Quote these lines exactly: the one that holds "Read out every word on this page." and every line after it to the end of the material below. Skip pictures.

== MATERIAL SHOWN ==
-- Begin --
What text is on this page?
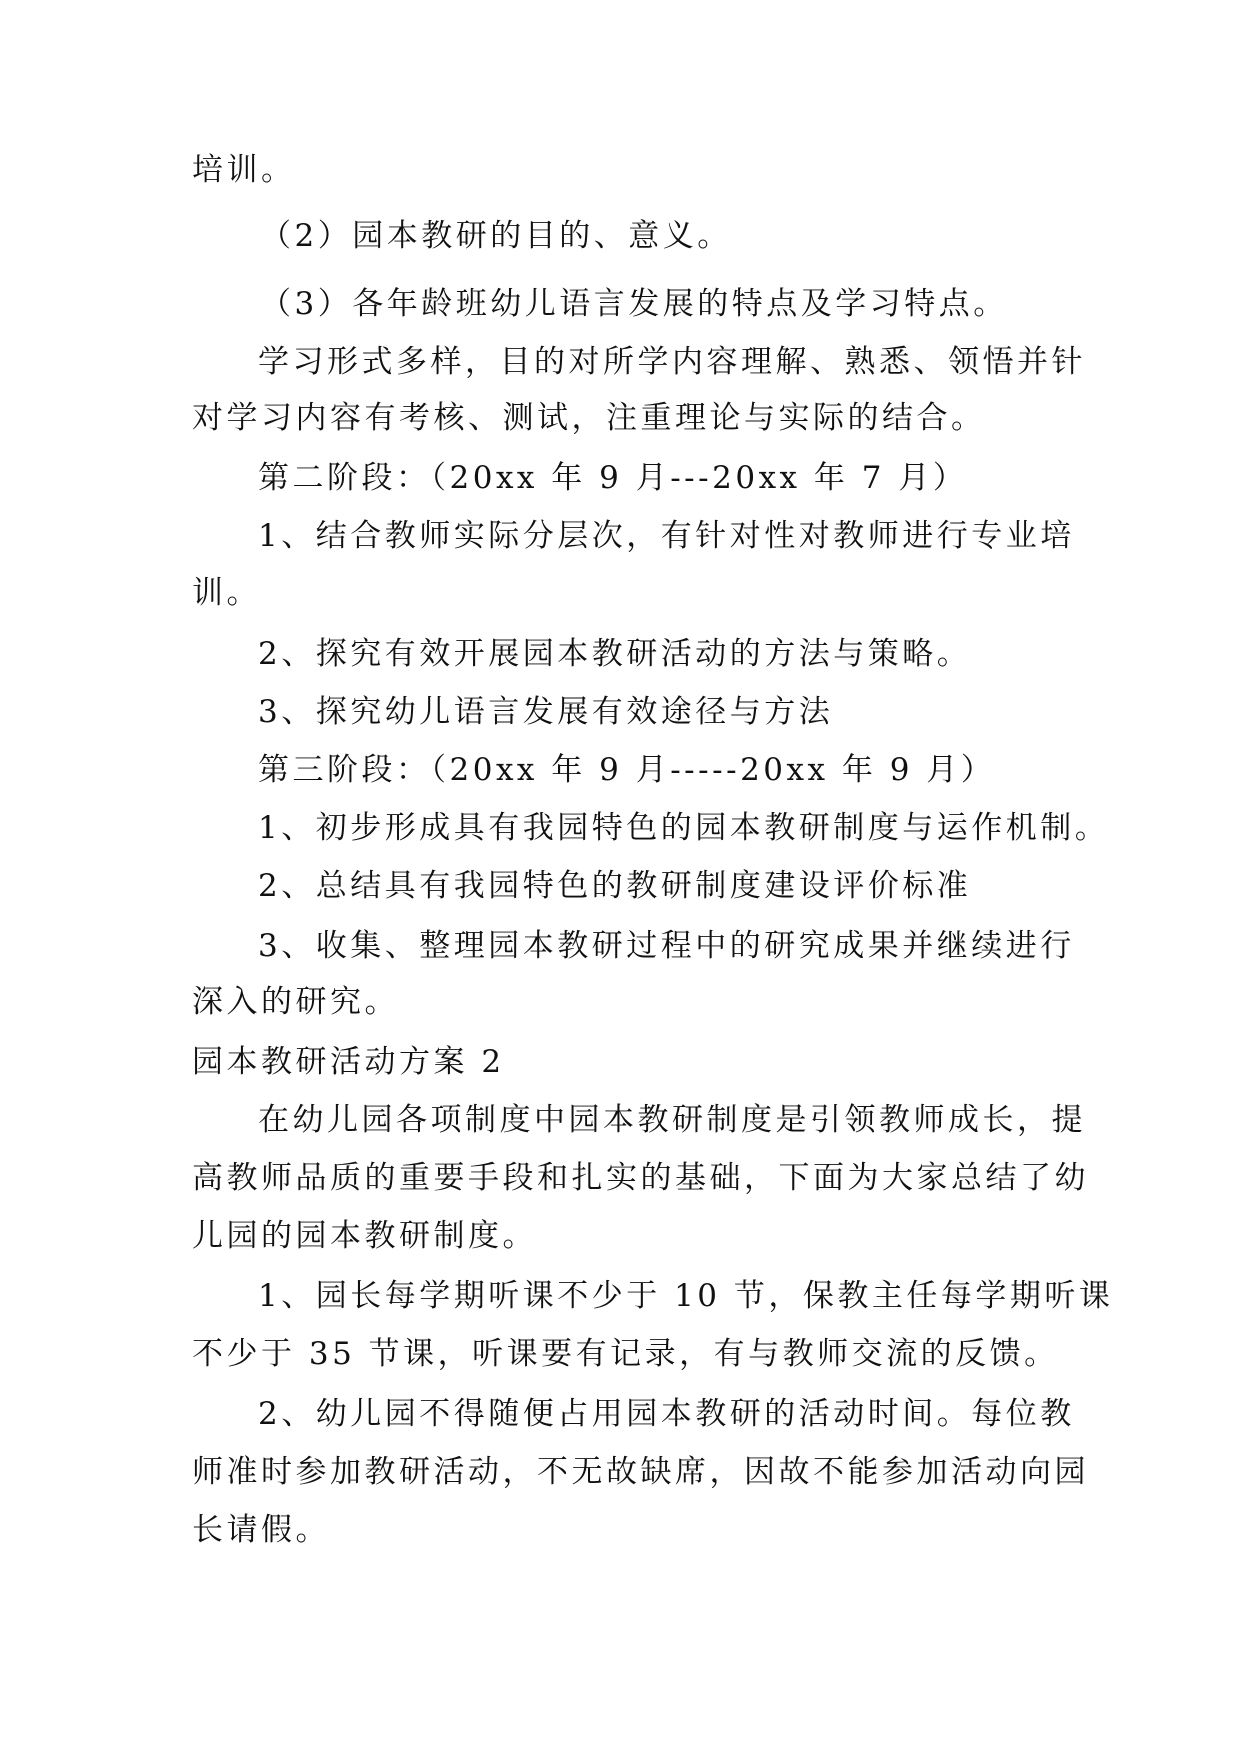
培训。
（2）园本教研的目的、意义。
（3）各年龄班幼儿语言发展的特点及学习特点。
学习形式多样，目的对所学内容理解、熟悉、领悟并针
对学习内容有考核、测试，注重理论与实际的结合。
第二阶段：（20xx 年 9 月---20xx 年 7 月）
1、结合教师实际分层次，有针对性对教师进行专业培
训。
2、探究有效开展园本教研活动的方法与策略。
3、探究幼儿语言发展有效途径与方法
第三阶段：（20xx 年 9 月-----20xx 年 9 月）
1、初步形成具有我园特色的园本教研制度与运作机制。
2、总结具有我园特色的教研制度建设评价标准
3、收集、整理园本教研过程中的研究成果并继续进行
深入的研究。
园本教研活动方案 2
在幼儿园各项制度中园本教研制度是引领教师成长，提
高教师品质的重要手段和扎实的基础，下面为大家总结了幼
儿园的园本教研制度。
1、园长每学期听课不少于 10 节，保教主任每学期听课
不少于 35 节课，听课要有记录，有与教师交流的反馈。
2、幼儿园不得随便占用园本教研的活动时间。每位教
师准时参加教研活动，不无故缺席，因故不能参加活动向园
长请假。
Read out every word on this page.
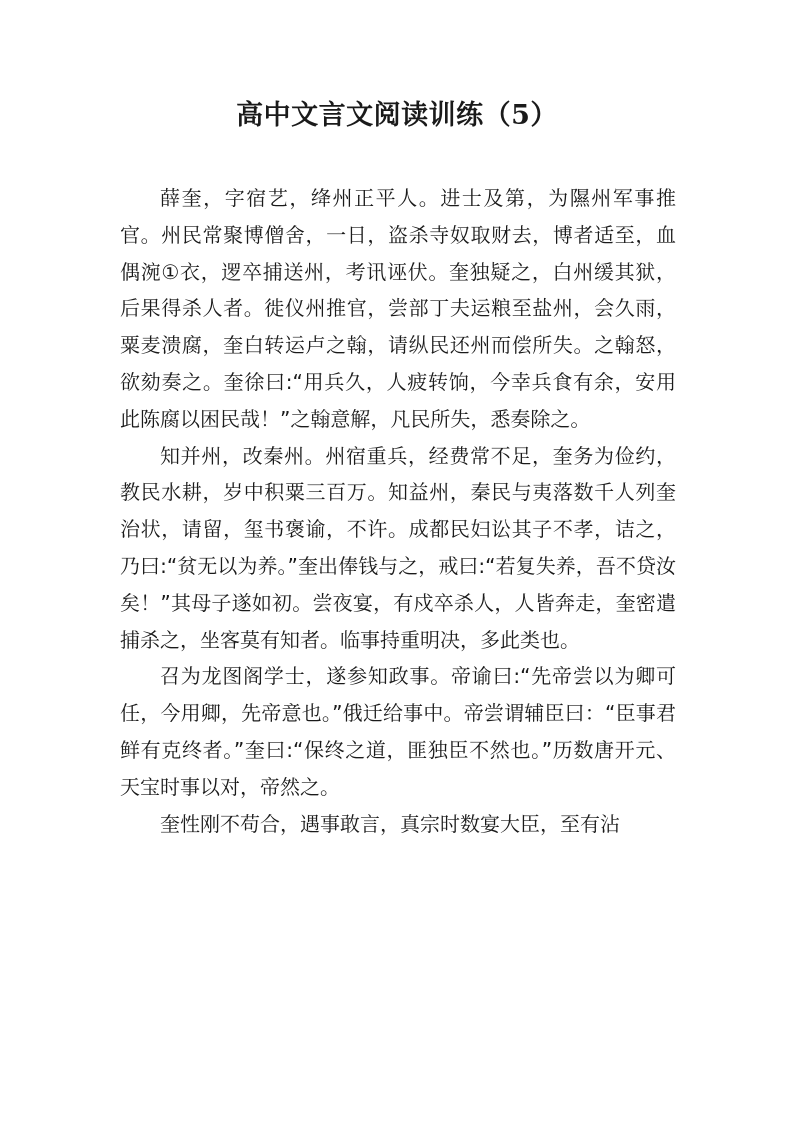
高中文言文阅读训练（5）

薛奎，字宿艺，绛州正平人。进士及第，为隰州军事推官。州民常聚博僧舍，一日，盗杀寺奴取财去，博者适至，血偶涴①衣，逻卒捕送州，考讯诬伏。奎独疑之，白州缓其狱，后果得杀人者。徙仪州推官，尝部丁夫运粮至盐州，会久雨，粟麦溃腐，奎白转运卢之翰，请纵民还州而偿所失。之翰怒，欲劾奏之。奎徐曰:“用兵久，人疲转饷，今幸兵食有余，安用此陈腐以困民哉！”之翰意解，凡民所失，悉奏除之。

知并州，改秦州。州宿重兵，经费常不足，奎务为俭约，教民水耕，岁中积粟三百万。知益州，秦民与夷落数千人列奎治状，请留，玺书褒谕，不许。成都民妇讼其子不孝，诘之，乃曰:“贫无以为养。”奎出俸钱与之，戒曰:“若复失养，吾不贷汝矣！”其母子遂如初。尝夜宴，有戍卒杀人，人皆奔走，奎密遣捕杀之，坐客莫有知者。临事持重明决，多此类也。

召为龙图阁学士，遂参知政事。帝谕曰:“先帝尝以为卿可任，今用卿，先帝意也。”俄迁给事中。帝尝谓辅臣曰：“臣事君鲜有克终者。”奎曰:“保终之道，匪独臣不然也。”历数唐开元、天宝时事以对，帝然之。

奎性刚不苟合，遇事敢言，真宗时数宴大臣，至有沾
-- End --
== FINAL RESULT ==
Read out every word on this page.
高中文言文阅读训练（5）

薛奎，字宿艺，绛州正平人。进士及第，为隰州军事推官。州民常聚博僧舍，一日，盗杀寺奴取财去，博者适至，血偶涴①衣，逻卒捕送州，考讯诬伏。奎独疑之，白州缓其狱，后果得杀人者。徙仪州推官，尝部丁夫运粮至盐州，会久雨，粟麦溃腐，奎白转运卢之翰，请纵民还州而偿所失。之翰怒，欲劾奏之。奎徐曰:“用兵久，人疲转饷，今幸兵食有余，安用此陈腐以困民哉！”之翰意解，凡民所失，悉奏除之。

知并州，改秦州。州宿重兵，经费常不足，奎务为俭约，教民水耕，岁中积粟三百万。知益州，秦民与夷落数千人列奎治状，请留，玺书褒谕，不许。成都民妇讼其子不孝，诘之，乃曰:“贫无以为养。”奎出俸钱与之，戒曰:“若复失养，吾不贷汝矣！”其母子遂如初。尝夜宴，有戍卒杀人，人皆奔走，奎密遣捕杀之，坐客莫有知者。临事持重明决，多此类也。

召为龙图阁学士，遂参知政事。帝谕曰:“先帝尝以为卿可任，今用卿，先帝意也。”俄迁给事中。帝尝谓辅臣曰：“臣事君鲜有克终者。”奎曰:“保终之道，匪独臣不然也。”历数唐开元、天宝时事以对，帝然之。

奎性刚不苟合，遇事敢言，真宗时数宴大臣，至有沾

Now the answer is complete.